Locate the line that contains "OCR this image." in the data that follows. Copy it and every subsequent line to the end, exactly, excluding pictures.

-------- THE INPUT

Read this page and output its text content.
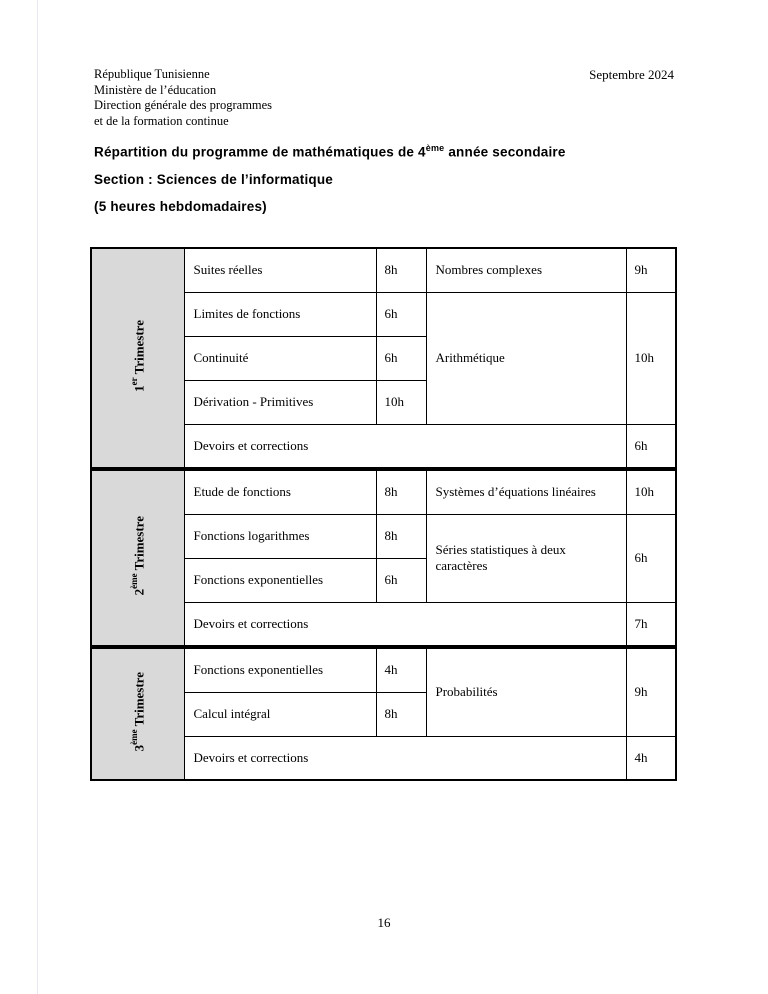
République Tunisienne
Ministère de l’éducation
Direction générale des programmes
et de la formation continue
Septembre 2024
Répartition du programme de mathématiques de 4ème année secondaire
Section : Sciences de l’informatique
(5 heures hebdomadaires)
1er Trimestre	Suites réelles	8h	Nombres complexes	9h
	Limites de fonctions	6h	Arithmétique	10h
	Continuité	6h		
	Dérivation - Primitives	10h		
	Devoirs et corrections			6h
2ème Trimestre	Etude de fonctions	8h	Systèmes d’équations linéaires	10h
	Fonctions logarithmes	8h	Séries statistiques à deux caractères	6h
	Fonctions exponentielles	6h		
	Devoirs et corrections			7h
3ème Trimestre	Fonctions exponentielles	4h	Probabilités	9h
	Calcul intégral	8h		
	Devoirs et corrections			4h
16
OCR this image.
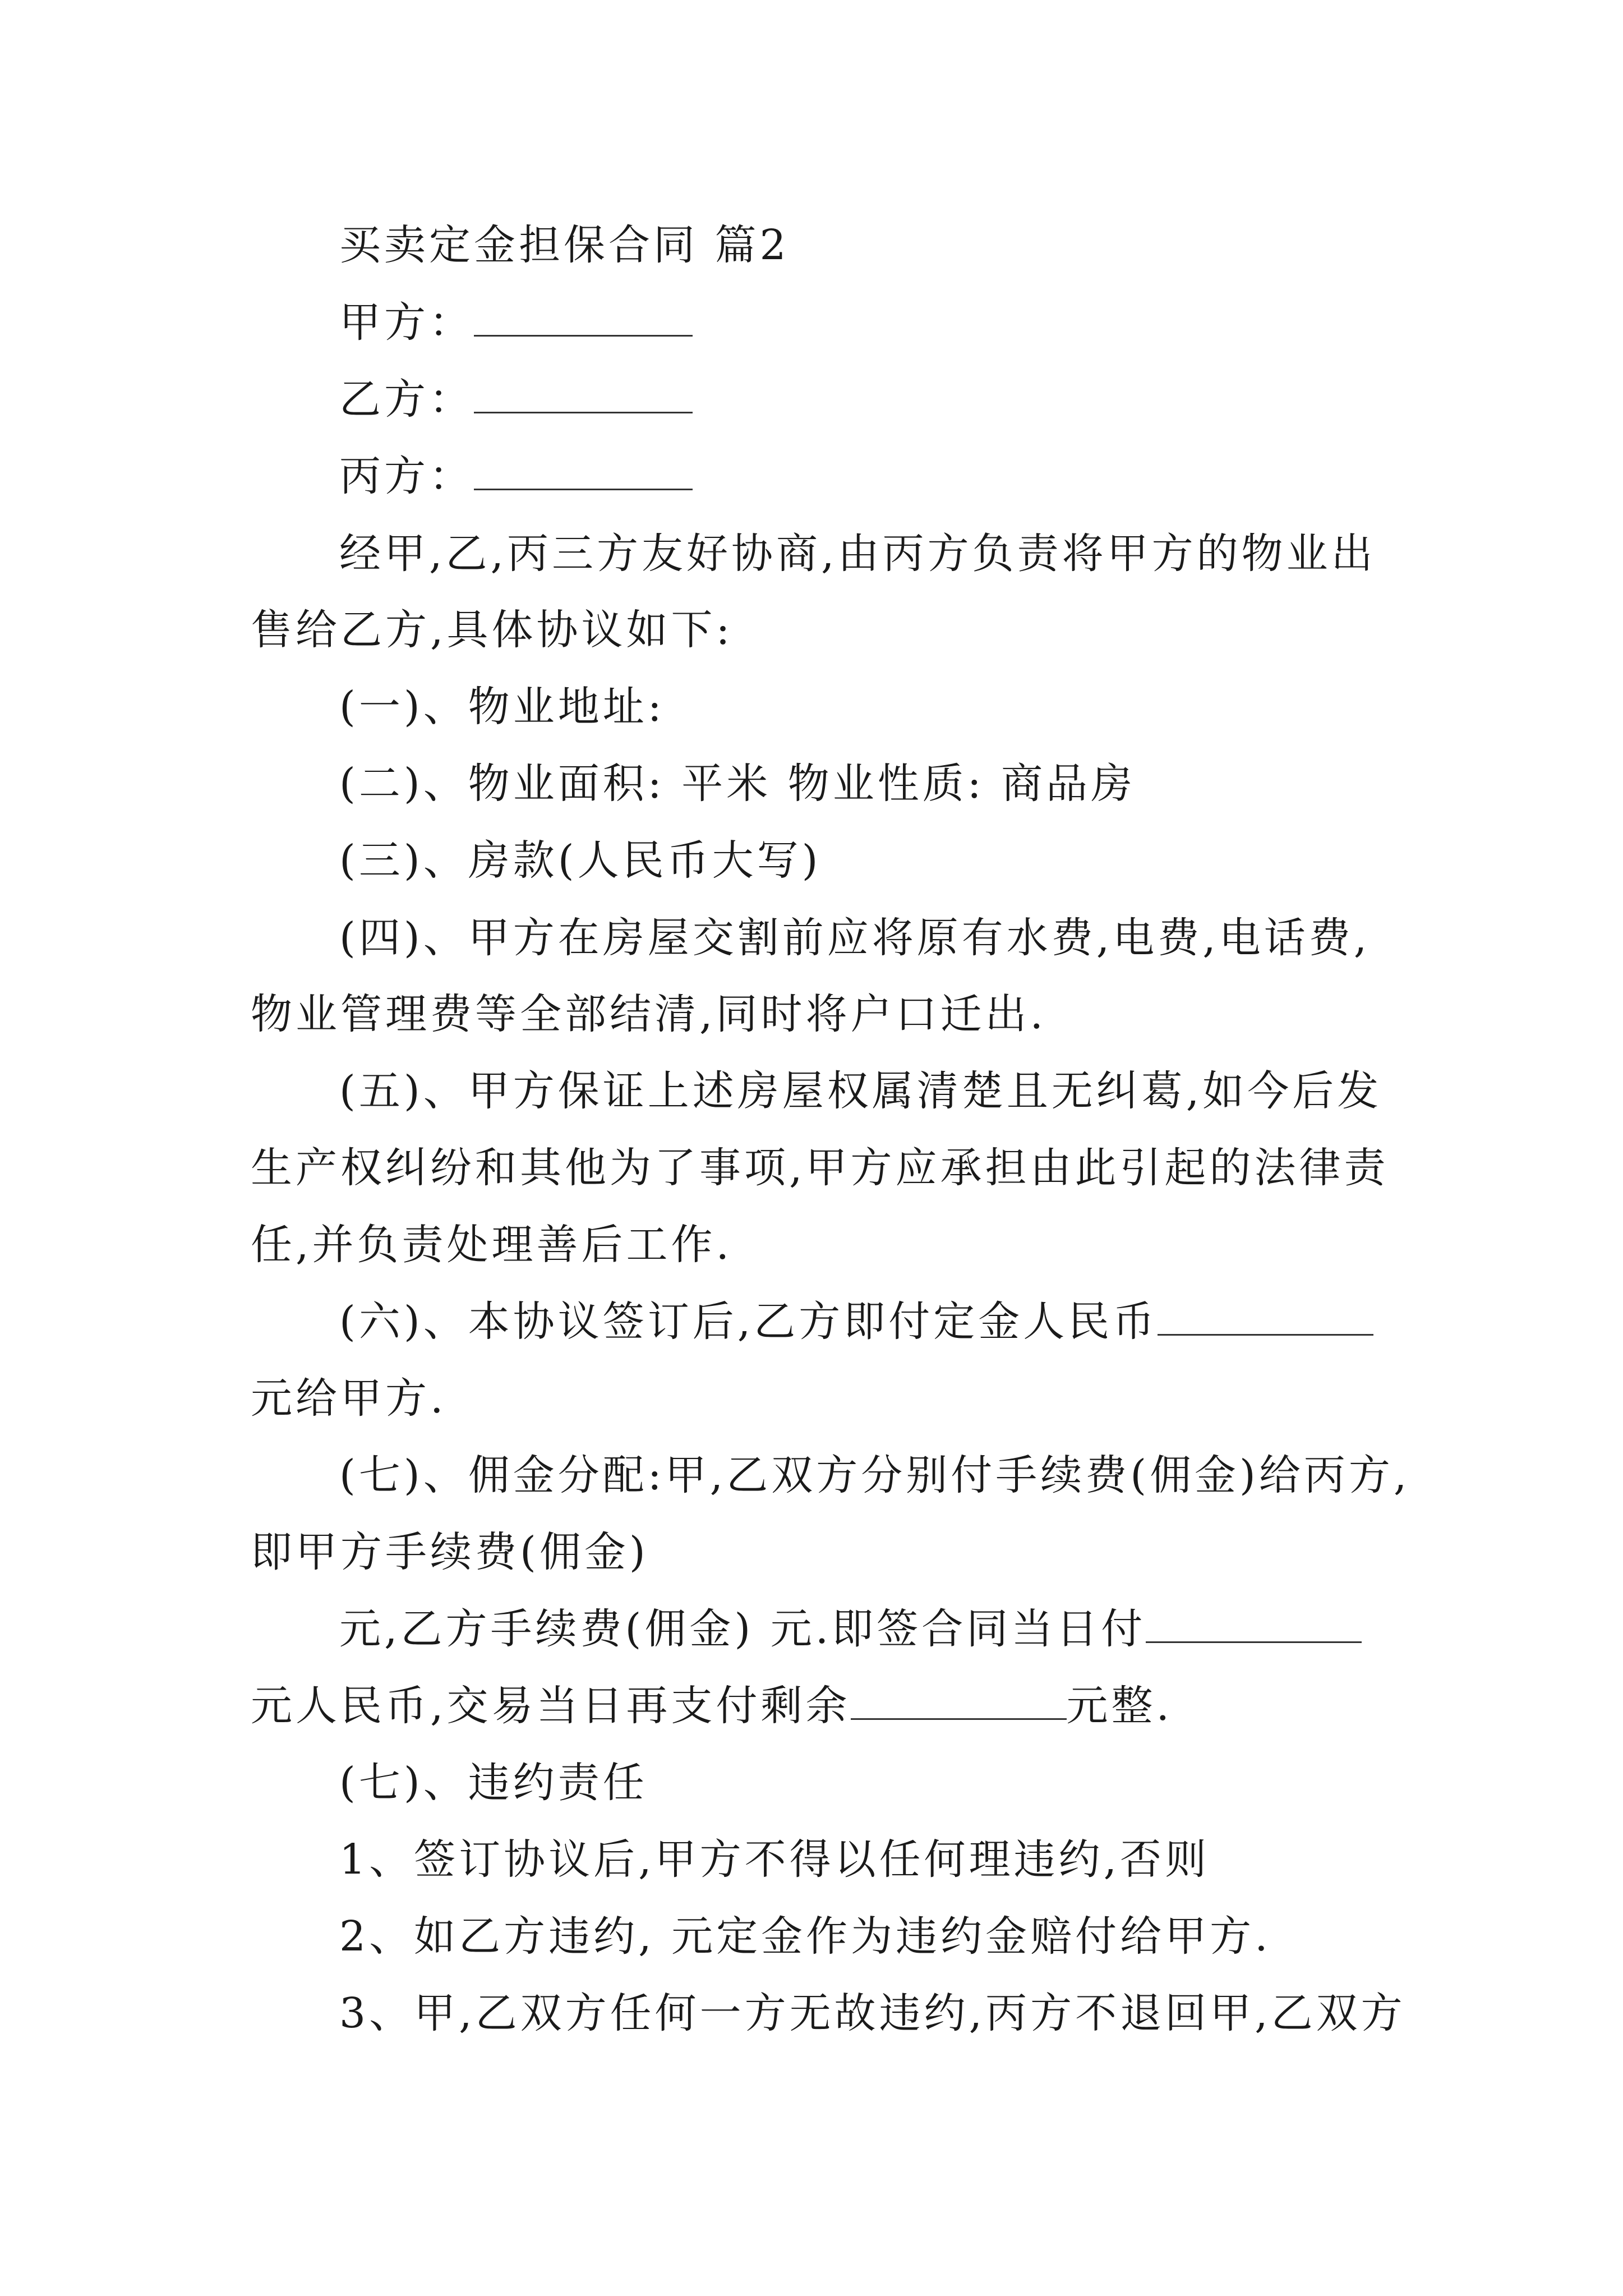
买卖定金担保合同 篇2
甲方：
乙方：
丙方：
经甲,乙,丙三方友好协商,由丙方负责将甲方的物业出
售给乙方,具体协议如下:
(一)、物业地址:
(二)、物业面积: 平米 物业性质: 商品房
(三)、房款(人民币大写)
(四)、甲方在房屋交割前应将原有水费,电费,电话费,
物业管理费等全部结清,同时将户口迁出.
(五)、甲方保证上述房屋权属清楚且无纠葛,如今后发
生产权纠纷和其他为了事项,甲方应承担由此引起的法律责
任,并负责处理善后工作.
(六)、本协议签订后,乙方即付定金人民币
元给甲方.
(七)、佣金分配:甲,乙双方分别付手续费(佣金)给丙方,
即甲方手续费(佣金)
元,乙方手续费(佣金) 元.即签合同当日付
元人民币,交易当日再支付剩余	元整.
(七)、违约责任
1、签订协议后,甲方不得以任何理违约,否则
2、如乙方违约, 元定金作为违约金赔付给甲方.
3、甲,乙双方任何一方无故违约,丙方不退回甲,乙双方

----------------

- COMPLETE RESPONSE
OCR this image.
买卖定金担保合同 篇2
甲方：
乙方：
丙方：
经甲,乙,丙三方友好协商,由丙方负责将甲方的物业出
售给乙方,具体协议如下:
(一)、物业地址:
(二)、物业面积: 平米 物业性质: 商品房
(三)、房款(人民币大写)
(四)、甲方在房屋交割前应将原有水费,电费,电话费,
物业管理费等全部结清,同时将户口迁出.
(五)、甲方保证上述房屋权属清楚且无纠葛,如今后发
生产权纠纷和其他为了事项,甲方应承担由此引起的法律责
任,并负责处理善后工作.
(六)、本协议签订后,乙方即付定金人民币
元给甲方.
(七)、佣金分配:甲,乙双方分别付手续费(佣金)给丙方,
即甲方手续费(佣金)
元,乙方手续费(佣金) 元.即签合同当日付
元人民币,交易当日再支付剩余	元整.
(七)、违约责任
1、签订协议后,甲方不得以任何理违约,否则
2、如乙方违约, 元定金作为违约金赔付给甲方.
3、甲,乙双方任何一方无故违约,丙方不退回甲,乙双方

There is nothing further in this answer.